> _Passage provided_

— begin —

- Born: Corynn Veronica Ann Da Silva 1963 Uganda
- Died: 7 August 2007 (aged 44) Kings Park, Perth, Australia
- Known for: Mysterious death and prosecution of her husband for her alleged murder

= Killing of Corryn Rayney =

Registrar, Supreme Court, Western Australia

Corryn Veronica Ann Rayney (1963 – c. 7 August 2007) was an Australian lawyer and registrar of the Supreme Court of Western Australia whose disappearance and unsolved killing in Perth became one of the state's most prominent criminal cases. She was last seen alive on 7 August 2007, and her body was later discovered in a shallow grave in Kings Park, although the precise cause of her death could not be determined. Her husband Lloyd Rayney, a prominent barrister specialising in criminal prosecution, was charged with her murder, but found not guilty after a trial before a judge only. The acquittal was unanimously upheld by a court of appeal in August 2013. The state's police commissioner and attorney general declined to acknowledge documented procedural mistakes, and refused to instigate a fresh search for the killers, leading to calls for a federal investigation into the matter.

She was last seen alive at 9.30 p.m. on 7 August 2007 at a boot scooting class. A week later, police discovered her abandoned car and followed a trail of oil from it to the grave in Kings Park. At the time, Lloyd Rayney was involved in a Corruption and Crime Commission inquiry into the misconduct of police officers in a murder investigation.

==Background==
Corryn Veronica Ann Da Silva was born in Africa to Indian parents in 1963. She grew up in Uganda during the reign of Idi Amin before her family moved to Australia in 1973 as refugees. Corryn had family roots connected to Goa. She attended Rossmoyne Senior High School and studied law at the University of Western Australia.

The Rayneys lived in the Perth suburb of Como and had two daughters, Caitlyn (born 1994) and Sarah (born 1997). Corryn Rayney was employed as a registrar at the Supreme Court of Western Australia. She was a close friend of magistrate Elizabeth Woods.

— end —

> _Written exercise a_
In the passage on the killing of Corryn Rayney, when did a court of appeal uphold the acquittal of her husband?

> _Task inputs_
— begin —

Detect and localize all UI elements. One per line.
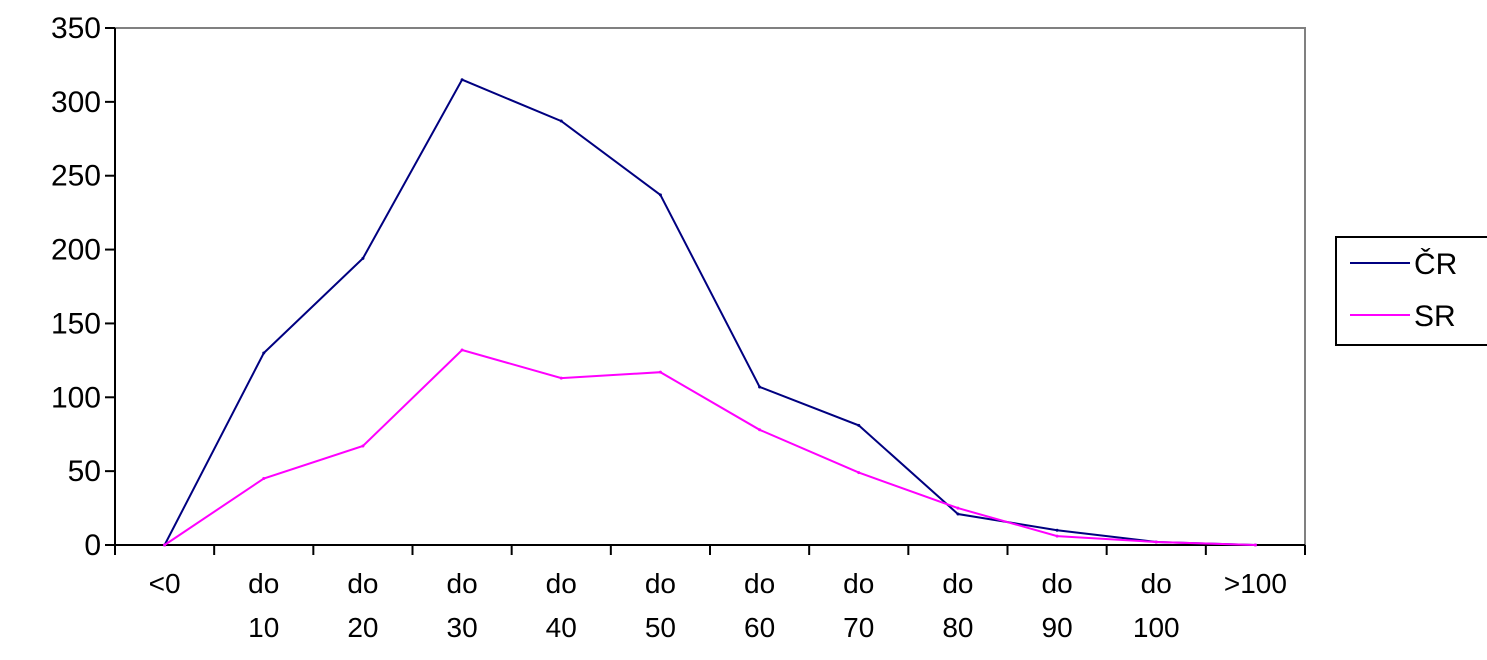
x-tick-label: <0 (149, 568, 181, 599)
data-point (262, 477, 266, 481)
y-tick-label: 100 (51, 381, 101, 414)
x-tick-label: 70 (843, 612, 874, 643)
series-line-0 (163, 78, 1256, 546)
data-point (758, 385, 762, 389)
data-point (361, 256, 365, 260)
legend-box (1335, 236, 1487, 346)
x-tick-label: 80 (942, 612, 973, 643)
data-point (956, 506, 960, 510)
data-point (163, 543, 167, 547)
y-tick-label: 200 (51, 234, 101, 267)
x-tick-label: >100 (1224, 568, 1287, 599)
data-point (1055, 528, 1059, 532)
x-tick-label: 30 (447, 612, 478, 643)
legend-label: SR (1414, 300, 1456, 333)
data-point (857, 423, 861, 427)
x-tick-label: do (546, 568, 577, 599)
y-tick-label: 150 (51, 307, 101, 340)
data-point (559, 376, 563, 380)
y-axis: 0 50 100 150 200 250 300 350 (51, 12, 116, 562)
data-point (361, 444, 365, 448)
data-point (857, 471, 861, 475)
series-line-1 (164, 348, 1256, 546)
x-tick-label: 100 (1133, 612, 1180, 643)
y-tick-label: 0 (84, 529, 101, 562)
x-tick-label: 50 (645, 612, 676, 643)
data-point (658, 370, 662, 374)
x-tick-label: do (347, 568, 378, 599)
y-tick-label: 250 (51, 160, 101, 193)
data-point (956, 512, 960, 516)
data-point (1055, 534, 1059, 538)
x-tick-label: do (744, 568, 775, 599)
data-point (559, 119, 563, 123)
legend: ČR SR (1335, 236, 1487, 346)
x-tick-label: do (248, 568, 279, 599)
x-tick-label: 40 (546, 612, 577, 643)
x-tick-label: 20 (347, 612, 378, 643)
x-tick-label: do (1141, 568, 1172, 599)
x-tick-label: 90 (1042, 612, 1073, 643)
series-lines (163, 78, 1257, 547)
y-tick-label: 300 (51, 86, 101, 119)
x-axis: <0 do 10 do 20 do 30 do 40 do 50 do 60 do 70 do 80 do 90 do… (114, 544, 1306, 643)
data-point (658, 193, 662, 197)
data-point (1154, 540, 1158, 544)
y-tick-label: 50 (68, 455, 101, 488)
legend-label: ČR (1414, 247, 1457, 281)
x-tick-label: 60 (744, 612, 775, 643)
data-point (1253, 543, 1257, 547)
x-tick-label: do (1042, 568, 1073, 599)
data-point (460, 348, 464, 352)
x-tick-label: do (645, 568, 676, 599)
data-point (262, 351, 266, 355)
x-tick-label: do (447, 568, 478, 599)
y-tick-label: 350 (51, 12, 101, 45)
x-tick-label: 10 (248, 612, 279, 643)
data-point (758, 428, 762, 432)
x-tick-label: do (942, 568, 973, 599)
x-tick-label: do (843, 568, 874, 599)
data-point (460, 78, 464, 82)
plot-area (114, 27, 1306, 546)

— end —

> _Written exercise b_
Recast the lines of the listing as a Markdown table with columns named Row and Entry, starting with the line containing "x-tick-label: <0 (149, 568, 181, 599)" and continuing through the line containing "data-point (163, 543, 167, 547)", and omit any blank lines.

> _Problem solution a_
In August 2013.

> _Problem solution b_
| Row | Entry |
|---|---|
| 1 | x-tick-label: <0 (149, 568, 181, 599) |
| 2 | data-point (262, 477, 266, 481) |
| 3 | y-tick-label: 100 (51, 381, 101, 414) |
| 4 | x-tick-label: 70 (843, 612, 874, 643) |
| 5 | series-line-0 (163, 78, 1256, 546) |
| 6 | data-point (758, 385, 762, 389) |
| 7 | data-point (361, 256, 365, 260) |
| 8 | legend-box (1335, 236, 1487, 346) |
| 9 | x-tick-label: 80 (942, 612, 973, 643) |
| 10 | data-point (956, 506, 960, 510) |
| 11 | data-point (163, 543, 167, 547) |